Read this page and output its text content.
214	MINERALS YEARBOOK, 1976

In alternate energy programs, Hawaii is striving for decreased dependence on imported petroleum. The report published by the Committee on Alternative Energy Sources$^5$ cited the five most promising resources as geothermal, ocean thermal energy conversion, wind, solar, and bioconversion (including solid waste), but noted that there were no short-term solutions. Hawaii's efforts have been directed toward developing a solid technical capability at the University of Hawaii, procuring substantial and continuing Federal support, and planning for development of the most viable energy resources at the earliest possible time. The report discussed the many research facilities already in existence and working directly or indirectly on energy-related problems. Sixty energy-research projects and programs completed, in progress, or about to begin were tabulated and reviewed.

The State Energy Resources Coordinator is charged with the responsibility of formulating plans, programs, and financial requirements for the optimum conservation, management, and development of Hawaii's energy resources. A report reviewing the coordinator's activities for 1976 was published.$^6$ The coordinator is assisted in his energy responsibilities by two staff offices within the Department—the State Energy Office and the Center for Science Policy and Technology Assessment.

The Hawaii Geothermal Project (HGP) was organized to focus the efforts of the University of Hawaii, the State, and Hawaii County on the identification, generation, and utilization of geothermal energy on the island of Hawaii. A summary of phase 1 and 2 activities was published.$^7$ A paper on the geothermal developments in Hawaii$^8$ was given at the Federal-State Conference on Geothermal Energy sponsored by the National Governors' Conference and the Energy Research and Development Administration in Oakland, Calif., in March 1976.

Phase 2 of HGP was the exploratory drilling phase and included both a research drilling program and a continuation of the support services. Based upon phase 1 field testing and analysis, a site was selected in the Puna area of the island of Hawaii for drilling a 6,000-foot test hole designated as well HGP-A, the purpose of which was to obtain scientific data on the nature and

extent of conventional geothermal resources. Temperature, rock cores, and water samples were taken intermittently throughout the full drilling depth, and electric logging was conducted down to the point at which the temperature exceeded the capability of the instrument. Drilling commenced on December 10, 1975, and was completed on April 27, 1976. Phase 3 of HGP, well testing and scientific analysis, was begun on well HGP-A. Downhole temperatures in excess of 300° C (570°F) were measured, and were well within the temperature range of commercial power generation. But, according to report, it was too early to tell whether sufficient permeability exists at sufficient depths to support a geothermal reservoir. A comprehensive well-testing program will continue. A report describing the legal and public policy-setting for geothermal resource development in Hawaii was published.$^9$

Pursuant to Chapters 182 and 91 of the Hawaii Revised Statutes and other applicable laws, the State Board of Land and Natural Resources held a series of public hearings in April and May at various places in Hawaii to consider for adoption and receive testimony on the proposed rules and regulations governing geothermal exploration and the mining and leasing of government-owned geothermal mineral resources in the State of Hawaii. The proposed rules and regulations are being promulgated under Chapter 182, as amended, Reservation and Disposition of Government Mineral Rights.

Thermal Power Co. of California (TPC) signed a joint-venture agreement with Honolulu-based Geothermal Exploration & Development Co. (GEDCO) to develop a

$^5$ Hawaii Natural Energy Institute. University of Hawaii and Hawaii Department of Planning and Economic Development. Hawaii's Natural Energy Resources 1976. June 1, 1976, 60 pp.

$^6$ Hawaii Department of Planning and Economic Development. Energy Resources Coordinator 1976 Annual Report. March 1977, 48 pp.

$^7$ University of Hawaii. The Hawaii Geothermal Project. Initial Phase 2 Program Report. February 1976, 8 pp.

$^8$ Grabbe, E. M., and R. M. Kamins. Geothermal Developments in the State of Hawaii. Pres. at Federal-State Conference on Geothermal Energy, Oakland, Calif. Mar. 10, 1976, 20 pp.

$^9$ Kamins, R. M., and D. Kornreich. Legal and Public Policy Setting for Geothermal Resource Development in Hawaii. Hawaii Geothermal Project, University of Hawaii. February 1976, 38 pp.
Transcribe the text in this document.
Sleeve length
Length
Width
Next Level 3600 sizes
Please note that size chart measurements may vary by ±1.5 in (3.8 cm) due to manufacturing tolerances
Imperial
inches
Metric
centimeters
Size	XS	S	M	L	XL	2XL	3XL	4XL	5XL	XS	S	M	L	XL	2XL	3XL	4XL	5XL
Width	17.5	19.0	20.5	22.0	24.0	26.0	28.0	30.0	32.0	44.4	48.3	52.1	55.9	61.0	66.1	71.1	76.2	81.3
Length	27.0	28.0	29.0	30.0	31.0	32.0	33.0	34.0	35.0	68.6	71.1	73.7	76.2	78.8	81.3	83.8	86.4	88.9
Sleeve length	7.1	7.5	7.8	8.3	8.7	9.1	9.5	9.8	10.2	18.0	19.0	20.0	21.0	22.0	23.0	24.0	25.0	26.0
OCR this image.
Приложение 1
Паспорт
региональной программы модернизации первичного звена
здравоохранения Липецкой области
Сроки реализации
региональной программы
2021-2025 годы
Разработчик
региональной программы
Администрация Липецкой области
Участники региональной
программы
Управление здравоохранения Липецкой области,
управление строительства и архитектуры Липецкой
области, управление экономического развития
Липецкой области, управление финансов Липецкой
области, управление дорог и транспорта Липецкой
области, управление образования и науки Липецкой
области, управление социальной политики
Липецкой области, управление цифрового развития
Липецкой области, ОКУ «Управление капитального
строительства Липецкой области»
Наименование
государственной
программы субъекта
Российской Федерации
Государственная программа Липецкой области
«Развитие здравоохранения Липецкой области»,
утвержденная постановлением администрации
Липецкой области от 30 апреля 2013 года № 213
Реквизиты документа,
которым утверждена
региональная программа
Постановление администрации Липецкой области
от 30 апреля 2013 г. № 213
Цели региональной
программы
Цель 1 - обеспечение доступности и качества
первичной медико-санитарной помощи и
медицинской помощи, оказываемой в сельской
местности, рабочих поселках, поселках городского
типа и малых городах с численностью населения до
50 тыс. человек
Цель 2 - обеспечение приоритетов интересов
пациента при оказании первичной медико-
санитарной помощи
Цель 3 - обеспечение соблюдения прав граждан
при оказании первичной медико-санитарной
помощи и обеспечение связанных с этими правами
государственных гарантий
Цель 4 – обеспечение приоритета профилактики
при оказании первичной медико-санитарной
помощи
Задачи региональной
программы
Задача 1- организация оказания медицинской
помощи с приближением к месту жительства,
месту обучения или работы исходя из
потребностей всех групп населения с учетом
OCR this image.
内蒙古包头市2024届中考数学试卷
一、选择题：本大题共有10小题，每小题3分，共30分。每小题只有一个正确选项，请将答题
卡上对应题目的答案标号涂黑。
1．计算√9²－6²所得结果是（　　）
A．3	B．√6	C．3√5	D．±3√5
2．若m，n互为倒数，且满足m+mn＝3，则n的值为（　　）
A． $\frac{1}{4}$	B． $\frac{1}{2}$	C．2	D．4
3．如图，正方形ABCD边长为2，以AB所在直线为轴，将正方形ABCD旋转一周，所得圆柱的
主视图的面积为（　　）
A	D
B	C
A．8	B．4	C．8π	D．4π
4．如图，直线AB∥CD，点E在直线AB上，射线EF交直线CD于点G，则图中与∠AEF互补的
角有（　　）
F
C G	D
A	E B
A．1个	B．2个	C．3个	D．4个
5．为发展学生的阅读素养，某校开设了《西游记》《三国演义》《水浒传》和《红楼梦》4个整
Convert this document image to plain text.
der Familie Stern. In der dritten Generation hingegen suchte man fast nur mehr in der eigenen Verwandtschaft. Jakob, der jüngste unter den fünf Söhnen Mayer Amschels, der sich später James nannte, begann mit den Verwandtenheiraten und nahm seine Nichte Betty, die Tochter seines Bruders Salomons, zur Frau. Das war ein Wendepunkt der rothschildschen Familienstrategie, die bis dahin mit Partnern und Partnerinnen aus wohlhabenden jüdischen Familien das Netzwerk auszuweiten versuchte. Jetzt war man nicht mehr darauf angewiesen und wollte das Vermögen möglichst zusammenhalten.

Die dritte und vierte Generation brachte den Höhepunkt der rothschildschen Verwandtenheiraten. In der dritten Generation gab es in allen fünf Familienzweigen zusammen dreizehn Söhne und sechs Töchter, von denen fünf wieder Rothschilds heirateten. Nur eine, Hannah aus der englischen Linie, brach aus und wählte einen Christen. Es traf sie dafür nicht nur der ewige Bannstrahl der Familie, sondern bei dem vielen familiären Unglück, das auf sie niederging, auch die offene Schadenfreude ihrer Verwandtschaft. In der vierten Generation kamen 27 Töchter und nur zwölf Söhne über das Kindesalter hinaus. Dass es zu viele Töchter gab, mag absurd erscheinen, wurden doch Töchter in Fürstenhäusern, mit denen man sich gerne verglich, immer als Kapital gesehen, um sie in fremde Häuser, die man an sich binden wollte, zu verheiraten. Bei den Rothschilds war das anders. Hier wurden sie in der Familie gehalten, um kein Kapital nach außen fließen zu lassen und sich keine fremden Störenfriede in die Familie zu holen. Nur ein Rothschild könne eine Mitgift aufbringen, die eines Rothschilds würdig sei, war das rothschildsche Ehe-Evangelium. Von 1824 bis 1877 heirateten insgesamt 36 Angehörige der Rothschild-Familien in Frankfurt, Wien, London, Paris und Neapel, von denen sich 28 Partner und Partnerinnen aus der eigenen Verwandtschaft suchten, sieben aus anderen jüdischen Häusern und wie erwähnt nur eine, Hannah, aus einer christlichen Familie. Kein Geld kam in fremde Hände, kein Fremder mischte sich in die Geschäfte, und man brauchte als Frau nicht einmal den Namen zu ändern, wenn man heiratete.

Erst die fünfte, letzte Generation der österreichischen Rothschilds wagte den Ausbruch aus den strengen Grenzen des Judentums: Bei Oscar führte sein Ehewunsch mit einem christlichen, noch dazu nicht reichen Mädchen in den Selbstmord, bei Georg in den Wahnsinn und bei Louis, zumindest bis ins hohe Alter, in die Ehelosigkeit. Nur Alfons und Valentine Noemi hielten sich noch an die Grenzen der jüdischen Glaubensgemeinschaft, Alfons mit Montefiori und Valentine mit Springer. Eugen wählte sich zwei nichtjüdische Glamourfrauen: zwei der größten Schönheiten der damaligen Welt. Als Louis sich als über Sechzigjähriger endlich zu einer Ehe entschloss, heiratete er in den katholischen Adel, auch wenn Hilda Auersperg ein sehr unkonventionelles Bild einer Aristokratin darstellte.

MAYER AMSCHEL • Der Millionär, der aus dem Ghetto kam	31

──────────

PROBLEM TO WORK ON: Find and copy every line in the entries above where the string "Sleeve" occurs.

ANSWER TO THE PROBLEM:
Sleeve length
Sleeve length	7.1	7.5	7.8	8.3	8.7	9.1	9.5	9.8	10.2	18.0	19.0	20.0	21.0	22.0	23.0	24.0	25.0	26.0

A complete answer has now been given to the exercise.